==== Records for the task ====

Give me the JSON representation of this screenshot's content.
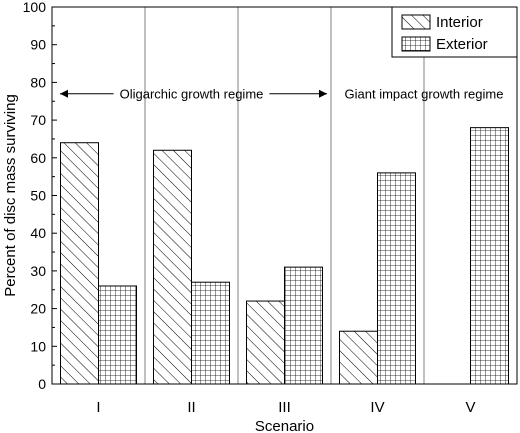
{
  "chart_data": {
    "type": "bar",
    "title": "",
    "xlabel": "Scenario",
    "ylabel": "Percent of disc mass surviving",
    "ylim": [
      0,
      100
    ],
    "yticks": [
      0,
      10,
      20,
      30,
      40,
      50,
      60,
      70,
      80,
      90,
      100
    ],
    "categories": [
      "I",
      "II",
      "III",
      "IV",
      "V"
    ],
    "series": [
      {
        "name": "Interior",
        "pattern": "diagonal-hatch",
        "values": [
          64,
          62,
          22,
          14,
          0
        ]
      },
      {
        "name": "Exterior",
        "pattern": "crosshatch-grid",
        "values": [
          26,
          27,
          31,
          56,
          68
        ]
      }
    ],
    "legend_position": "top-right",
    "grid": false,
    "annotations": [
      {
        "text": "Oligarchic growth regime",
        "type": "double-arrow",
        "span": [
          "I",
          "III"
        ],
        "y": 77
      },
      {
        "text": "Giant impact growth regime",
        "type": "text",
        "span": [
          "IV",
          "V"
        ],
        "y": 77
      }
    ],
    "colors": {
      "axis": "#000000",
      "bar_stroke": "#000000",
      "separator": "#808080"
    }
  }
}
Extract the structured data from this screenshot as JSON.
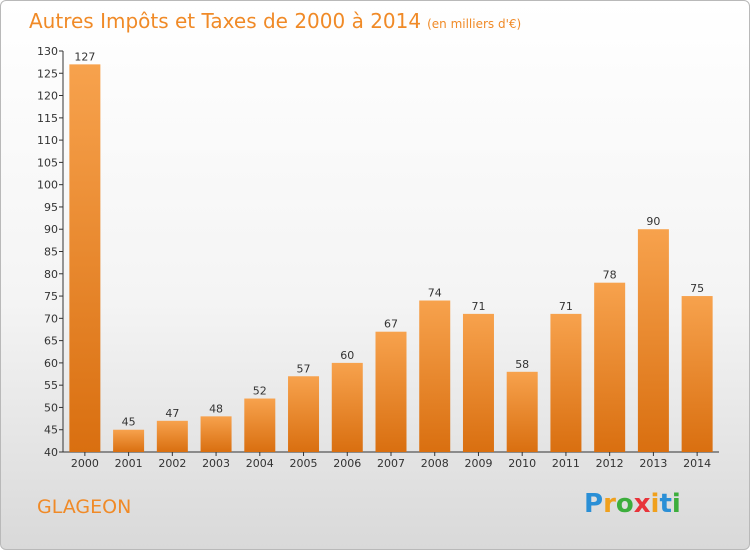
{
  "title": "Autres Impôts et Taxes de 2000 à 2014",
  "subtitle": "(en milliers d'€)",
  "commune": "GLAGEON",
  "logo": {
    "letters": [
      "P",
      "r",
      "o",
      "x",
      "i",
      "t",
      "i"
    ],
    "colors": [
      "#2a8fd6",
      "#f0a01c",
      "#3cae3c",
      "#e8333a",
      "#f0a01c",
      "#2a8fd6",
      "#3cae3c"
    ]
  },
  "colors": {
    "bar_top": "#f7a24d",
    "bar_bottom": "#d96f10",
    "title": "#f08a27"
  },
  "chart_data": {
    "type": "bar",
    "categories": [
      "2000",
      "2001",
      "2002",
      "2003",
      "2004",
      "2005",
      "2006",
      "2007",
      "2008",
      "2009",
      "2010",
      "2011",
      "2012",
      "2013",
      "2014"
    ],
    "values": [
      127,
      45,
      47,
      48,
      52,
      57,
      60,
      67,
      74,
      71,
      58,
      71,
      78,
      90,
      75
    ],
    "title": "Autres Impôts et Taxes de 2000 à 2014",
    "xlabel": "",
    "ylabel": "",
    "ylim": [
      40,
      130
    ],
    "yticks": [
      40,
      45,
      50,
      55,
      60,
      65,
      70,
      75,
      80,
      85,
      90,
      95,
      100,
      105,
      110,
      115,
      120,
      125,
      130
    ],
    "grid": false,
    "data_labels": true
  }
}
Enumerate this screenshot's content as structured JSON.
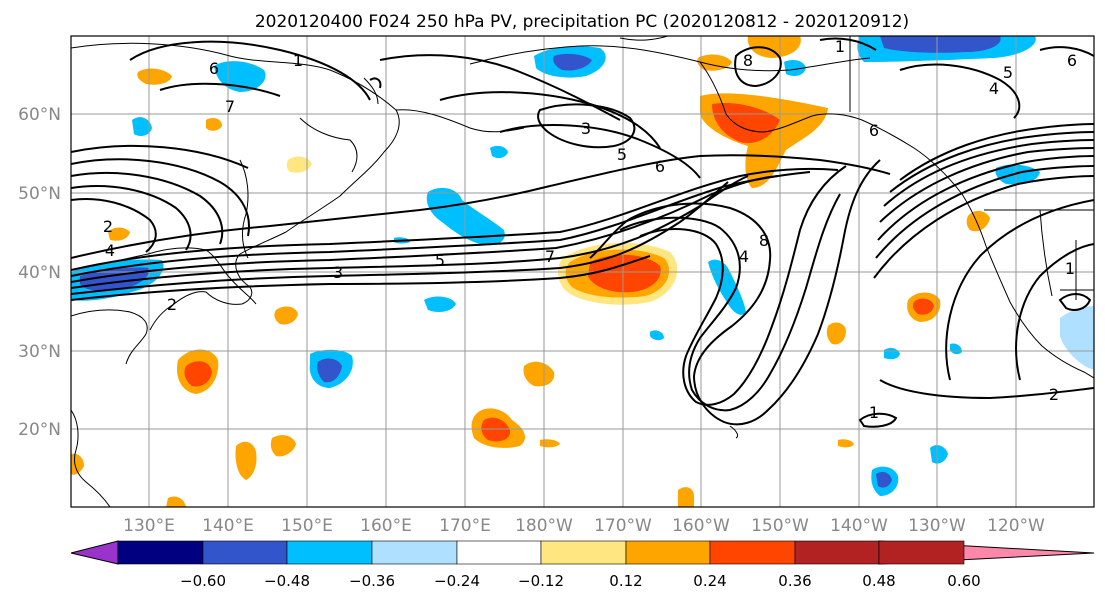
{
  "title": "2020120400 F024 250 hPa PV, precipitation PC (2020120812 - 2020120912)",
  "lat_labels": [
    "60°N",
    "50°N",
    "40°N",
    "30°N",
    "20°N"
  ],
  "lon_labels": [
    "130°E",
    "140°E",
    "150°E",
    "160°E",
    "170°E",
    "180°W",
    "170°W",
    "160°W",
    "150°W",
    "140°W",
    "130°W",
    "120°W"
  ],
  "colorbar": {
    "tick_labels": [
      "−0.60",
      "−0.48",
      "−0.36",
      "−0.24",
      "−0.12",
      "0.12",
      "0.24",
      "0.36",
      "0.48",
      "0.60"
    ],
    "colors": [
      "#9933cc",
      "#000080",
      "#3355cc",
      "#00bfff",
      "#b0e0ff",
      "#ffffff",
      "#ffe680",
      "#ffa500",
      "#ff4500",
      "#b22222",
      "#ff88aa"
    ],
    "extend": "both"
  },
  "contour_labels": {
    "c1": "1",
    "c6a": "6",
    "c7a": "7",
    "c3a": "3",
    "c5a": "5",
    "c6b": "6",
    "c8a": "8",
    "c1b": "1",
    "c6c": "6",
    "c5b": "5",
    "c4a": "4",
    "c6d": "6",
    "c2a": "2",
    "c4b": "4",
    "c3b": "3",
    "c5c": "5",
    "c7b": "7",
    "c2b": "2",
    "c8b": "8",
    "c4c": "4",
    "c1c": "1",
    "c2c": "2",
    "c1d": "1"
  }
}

====

Give back every line exactly as it stands, pictures excluded.

__Exercise response__.
Give me the JSON representation of this screenshot's content.
{
  "chart_data": {
    "type": "bar",
    "title": "",
    "xlabel": "Scenario",
    "ylabel": "Percent of disc mass surviving",
    "ylim": [
      0,
      100
    ],
    "yticks": [
      0,
      10,
      20,
      30,
      40,
      50,
      60,
      70,
      80,
      90,
      100
    ],
    "categories": [
      "I",
      "II",
      "III",
      "IV",
      "V"
    ],
    "series": [
      {
        "name": "Interior",
        "pattern": "diagonal-hatch",
        "values": [
          64,
          62,
          22,
          14,
          0
        ]
      },
      {
        "name": "Exterior",
        "pattern": "crosshatch-grid",
        "values": [
          26,
          27,
          31,
          56,
          68
        ]
      }
    ],
    "legend_position": "top-right",
    "grid": false,
    "annotations": [
      {
        "text": "Oligarchic growth regime",
        "type": "double-arrow",
        "span": [
          "I",
          "III"
        ],
        "y": 77
      },
      {
        "text": "Giant impact growth regime",
        "type": "text",
        "span": [
          "IV",
          "V"
        ],
        "y": 77
      }
    ],
    "colors": {
      "axis": "#000000",
      "bar_stroke": "#000000",
      "separator": "#808080"
    }
  }
}
Extract the structured data from this screenshot as JSON.
{
  "title": "Autres Impôts et Taxes de 2000 à 2014",
  "subtitle": "(en milliers d'€)",
  "commune": "GLAGEON",
  "logo": {
    "letters": [
      "P",
      "r",
      "o",
      "x",
      "i",
      "t",
      "i"
    ],
    "colors": [
      "#2a8fd6",
      "#f0a01c",
      "#3cae3c",
      "#e8333a",
      "#f0a01c",
      "#2a8fd6",
      "#3cae3c"
    ]
  },
  "colors": {
    "bar_top": "#f7a24d",
    "bar_bottom": "#d96f10",
    "title": "#f08a27"
  },
  "chart_data": {
    "type": "bar",
    "categories": [
      "2000",
      "2001",
      "2002",
      "2003",
      "2004",
      "2005",
      "2006",
      "2007",
      "2008",
      "2009",
      "2010",
      "2011",
      "2012",
      "2013",
      "2014"
    ],
    "values": [
      127,
      45,
      47,
      48,
      52,
      57,
      60,
      67,
      74,
      71,
      58,
      71,
      78,
      90,
      75
    ],
    "title": "Autres Impôts et Taxes de 2000 à 2014",
    "xlabel": "",
    "ylabel": "",
    "ylim": [
      40,
      130
    ],
    "yticks": [
      40,
      45,
      50,
      55,
      60,
      65,
      70,
      75,
      80,
      85,
      90,
      95,
      100,
      105,
      110,
      115,
      120,
      125,
      130
    ],
    "grid": false,
    "data_labels": true
  }
}
Enumerate this screenshot's content as structured JSON.
{
  "title": "2020120400 F024 250 hPa PV, precipitation PC (2020120812 - 2020120912)",
  "lat_labels": [
    "60°N",
    "50°N",
    "40°N",
    "30°N",
    "20°N"
  ],
  "lon_labels": [
    "130°E",
    "140°E",
    "150°E",
    "160°E",
    "170°E",
    "180°W",
    "170°W",
    "160°W",
    "150°W",
    "140°W",
    "130°W",
    "120°W"
  ],
  "colorbar": {
    "tick_labels": [
      "−0.60",
      "−0.48",
      "−0.36",
      "−0.24",
      "−0.12",
      "0.12",
      "0.24",
      "0.36",
      "0.48",
      "0.60"
    ],
    "colors": [
      "#9933cc",
      "#000080",
      "#3355cc",
      "#00bfff",
      "#b0e0ff",
      "#ffffff",
      "#ffe680",
      "#ffa500",
      "#ff4500",
      "#b22222",
      "#ff88aa"
    ],
    "extend": "both"
  },
  "contour_labels": {
    "c1": "1",
    "c6a": "6",
    "c7a": "7",
    "c3a": "3",
    "c5a": "5",
    "c6b": "6",
    "c8a": "8",
    "c1b": "1",
    "c6c": "6",
    "c5b": "5",
    "c4a": "4",
    "c6d": "6",
    "c2a": "2",
    "c4b": "4",
    "c3b": "3",
    "c5c": "5",
    "c7b": "7",
    "c2b": "2",
    "c8b": "8",
    "c4c": "4",
    "c1c": "1",
    "c2c": "2",
    "c1d": "1"
  }
}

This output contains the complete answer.